__What the exercise asks__. Show, in full, each line of the data that contains "fragmentation".

[Dataset listings of figures]

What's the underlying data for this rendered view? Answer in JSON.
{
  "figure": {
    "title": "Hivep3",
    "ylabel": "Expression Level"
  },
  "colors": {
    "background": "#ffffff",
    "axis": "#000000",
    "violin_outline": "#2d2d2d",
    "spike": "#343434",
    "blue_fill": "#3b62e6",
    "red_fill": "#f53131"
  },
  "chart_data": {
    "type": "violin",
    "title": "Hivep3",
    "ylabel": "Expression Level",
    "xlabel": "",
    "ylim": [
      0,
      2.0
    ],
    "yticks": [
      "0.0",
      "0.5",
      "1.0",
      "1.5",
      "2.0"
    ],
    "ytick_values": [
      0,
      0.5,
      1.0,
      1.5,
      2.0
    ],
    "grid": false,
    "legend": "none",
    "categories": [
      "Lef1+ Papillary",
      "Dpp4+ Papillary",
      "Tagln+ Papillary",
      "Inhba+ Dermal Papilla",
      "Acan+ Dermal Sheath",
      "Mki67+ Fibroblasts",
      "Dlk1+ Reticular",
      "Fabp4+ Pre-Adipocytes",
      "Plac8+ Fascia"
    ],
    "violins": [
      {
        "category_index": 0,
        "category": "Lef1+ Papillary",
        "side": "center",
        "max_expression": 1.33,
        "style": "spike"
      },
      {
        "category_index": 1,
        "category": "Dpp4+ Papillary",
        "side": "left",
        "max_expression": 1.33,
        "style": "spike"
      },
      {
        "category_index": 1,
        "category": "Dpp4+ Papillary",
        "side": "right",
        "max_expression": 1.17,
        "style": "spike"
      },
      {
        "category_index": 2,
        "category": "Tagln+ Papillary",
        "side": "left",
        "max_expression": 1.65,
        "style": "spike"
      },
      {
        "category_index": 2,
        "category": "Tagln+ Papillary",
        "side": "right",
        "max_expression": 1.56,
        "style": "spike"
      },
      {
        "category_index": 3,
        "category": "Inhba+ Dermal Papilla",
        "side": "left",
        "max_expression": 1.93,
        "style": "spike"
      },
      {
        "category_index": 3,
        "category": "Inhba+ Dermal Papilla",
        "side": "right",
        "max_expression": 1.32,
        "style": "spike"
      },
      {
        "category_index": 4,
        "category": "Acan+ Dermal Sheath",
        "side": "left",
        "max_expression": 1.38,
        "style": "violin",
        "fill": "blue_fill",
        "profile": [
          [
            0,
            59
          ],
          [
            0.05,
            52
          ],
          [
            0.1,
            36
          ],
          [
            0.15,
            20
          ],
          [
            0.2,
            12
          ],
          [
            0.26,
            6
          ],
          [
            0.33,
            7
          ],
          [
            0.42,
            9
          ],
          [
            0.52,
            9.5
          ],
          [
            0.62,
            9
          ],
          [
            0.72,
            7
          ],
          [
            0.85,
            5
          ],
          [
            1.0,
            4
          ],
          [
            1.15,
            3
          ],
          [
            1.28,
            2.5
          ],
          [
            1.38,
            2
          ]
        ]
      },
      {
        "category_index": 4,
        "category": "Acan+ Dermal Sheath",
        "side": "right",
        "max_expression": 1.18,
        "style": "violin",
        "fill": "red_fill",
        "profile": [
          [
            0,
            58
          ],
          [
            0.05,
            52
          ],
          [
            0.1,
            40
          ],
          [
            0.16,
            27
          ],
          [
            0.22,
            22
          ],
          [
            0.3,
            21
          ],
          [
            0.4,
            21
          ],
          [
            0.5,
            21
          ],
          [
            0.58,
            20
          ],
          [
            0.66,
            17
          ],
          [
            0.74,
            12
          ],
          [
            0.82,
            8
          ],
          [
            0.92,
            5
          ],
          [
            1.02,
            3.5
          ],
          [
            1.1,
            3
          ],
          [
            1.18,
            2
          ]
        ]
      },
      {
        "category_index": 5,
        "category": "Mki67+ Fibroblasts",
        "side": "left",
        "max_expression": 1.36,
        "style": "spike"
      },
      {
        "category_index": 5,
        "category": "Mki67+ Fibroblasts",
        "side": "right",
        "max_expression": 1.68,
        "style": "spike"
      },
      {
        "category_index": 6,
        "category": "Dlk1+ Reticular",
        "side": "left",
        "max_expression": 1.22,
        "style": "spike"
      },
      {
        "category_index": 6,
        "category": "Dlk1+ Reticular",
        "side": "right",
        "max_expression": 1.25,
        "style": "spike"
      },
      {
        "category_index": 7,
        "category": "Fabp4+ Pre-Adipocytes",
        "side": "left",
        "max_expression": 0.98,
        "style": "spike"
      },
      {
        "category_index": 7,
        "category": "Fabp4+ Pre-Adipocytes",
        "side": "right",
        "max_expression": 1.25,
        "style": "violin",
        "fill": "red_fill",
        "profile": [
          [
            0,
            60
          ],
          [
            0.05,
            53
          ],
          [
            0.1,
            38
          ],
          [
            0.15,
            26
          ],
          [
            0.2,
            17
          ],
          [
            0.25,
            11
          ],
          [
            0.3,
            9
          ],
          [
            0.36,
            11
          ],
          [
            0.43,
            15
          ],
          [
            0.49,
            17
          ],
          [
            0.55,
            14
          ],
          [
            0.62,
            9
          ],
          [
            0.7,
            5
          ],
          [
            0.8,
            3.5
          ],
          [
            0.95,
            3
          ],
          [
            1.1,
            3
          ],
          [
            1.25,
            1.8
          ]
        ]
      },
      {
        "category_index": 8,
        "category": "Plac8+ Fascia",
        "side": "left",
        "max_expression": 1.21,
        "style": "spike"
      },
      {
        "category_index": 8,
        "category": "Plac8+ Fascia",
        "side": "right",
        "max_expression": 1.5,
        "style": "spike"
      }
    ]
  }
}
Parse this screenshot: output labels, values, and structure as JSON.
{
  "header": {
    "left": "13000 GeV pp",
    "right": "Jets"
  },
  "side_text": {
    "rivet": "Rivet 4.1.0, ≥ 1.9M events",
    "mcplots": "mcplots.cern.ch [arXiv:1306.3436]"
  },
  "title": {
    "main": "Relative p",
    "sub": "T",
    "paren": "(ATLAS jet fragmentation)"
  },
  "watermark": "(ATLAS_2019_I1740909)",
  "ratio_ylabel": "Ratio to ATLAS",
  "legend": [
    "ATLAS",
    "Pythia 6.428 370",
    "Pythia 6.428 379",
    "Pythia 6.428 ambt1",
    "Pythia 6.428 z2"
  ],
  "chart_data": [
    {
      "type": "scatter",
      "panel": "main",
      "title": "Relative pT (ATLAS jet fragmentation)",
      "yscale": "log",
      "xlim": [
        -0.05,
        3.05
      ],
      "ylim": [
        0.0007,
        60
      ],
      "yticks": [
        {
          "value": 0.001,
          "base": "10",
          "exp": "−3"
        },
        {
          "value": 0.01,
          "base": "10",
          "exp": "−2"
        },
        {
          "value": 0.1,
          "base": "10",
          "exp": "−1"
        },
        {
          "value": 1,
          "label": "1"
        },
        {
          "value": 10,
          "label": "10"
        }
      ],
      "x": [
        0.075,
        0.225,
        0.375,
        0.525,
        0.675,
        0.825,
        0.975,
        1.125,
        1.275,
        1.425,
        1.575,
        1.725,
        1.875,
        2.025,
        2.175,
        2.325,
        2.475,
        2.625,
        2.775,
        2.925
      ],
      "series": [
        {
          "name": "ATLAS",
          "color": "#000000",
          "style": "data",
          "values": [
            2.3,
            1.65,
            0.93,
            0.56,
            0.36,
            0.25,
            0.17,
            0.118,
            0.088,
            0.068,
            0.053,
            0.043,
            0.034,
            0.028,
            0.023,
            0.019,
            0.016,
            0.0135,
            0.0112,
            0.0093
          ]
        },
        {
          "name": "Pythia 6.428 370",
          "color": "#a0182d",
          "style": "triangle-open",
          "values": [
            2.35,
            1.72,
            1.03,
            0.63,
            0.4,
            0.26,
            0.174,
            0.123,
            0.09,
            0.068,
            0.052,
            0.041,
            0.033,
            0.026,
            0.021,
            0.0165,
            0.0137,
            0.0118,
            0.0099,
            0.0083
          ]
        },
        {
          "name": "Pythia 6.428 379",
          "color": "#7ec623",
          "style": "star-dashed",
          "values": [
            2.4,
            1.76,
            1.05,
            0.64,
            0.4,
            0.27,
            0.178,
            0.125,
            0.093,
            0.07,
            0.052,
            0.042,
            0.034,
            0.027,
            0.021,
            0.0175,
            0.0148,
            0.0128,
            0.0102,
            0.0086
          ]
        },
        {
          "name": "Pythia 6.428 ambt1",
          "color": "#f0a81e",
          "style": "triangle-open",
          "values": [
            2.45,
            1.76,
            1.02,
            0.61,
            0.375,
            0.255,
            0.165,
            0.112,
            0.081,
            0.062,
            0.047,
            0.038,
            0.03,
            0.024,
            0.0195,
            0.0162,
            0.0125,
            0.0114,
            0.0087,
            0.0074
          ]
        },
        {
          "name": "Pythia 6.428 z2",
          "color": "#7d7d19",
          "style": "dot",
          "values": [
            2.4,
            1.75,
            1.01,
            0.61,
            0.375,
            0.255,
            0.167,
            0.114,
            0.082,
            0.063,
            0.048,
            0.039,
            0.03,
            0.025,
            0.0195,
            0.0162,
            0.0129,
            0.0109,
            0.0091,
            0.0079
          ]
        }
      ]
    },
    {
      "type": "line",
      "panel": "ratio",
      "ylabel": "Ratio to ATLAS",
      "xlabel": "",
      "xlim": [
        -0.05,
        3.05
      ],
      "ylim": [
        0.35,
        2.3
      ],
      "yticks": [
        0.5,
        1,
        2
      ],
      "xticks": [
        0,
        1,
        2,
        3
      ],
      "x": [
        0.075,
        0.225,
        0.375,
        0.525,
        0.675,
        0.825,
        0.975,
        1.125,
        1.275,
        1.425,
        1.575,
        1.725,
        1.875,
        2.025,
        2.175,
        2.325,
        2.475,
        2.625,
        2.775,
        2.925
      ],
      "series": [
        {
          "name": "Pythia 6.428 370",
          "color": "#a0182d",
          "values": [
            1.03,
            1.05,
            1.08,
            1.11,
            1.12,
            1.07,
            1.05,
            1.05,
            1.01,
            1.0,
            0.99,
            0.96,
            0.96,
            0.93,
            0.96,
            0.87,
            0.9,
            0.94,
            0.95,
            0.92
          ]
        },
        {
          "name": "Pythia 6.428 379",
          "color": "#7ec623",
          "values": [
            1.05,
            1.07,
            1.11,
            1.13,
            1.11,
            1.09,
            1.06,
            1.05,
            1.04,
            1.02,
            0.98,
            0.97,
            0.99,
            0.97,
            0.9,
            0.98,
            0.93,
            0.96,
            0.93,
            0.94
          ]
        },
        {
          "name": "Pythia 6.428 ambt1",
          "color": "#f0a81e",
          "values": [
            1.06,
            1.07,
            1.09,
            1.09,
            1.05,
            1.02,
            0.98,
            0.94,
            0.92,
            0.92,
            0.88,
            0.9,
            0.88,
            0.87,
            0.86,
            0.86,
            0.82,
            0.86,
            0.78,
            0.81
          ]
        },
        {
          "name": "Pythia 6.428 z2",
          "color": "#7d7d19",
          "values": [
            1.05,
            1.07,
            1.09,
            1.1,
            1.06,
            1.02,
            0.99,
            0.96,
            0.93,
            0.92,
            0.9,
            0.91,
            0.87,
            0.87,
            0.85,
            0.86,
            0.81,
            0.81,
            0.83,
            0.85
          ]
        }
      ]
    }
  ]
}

__Task result__.
    "paren": "(ATLAS jet fragmentation)"
      "title": "Relative pT (ATLAS jet fragmentation)",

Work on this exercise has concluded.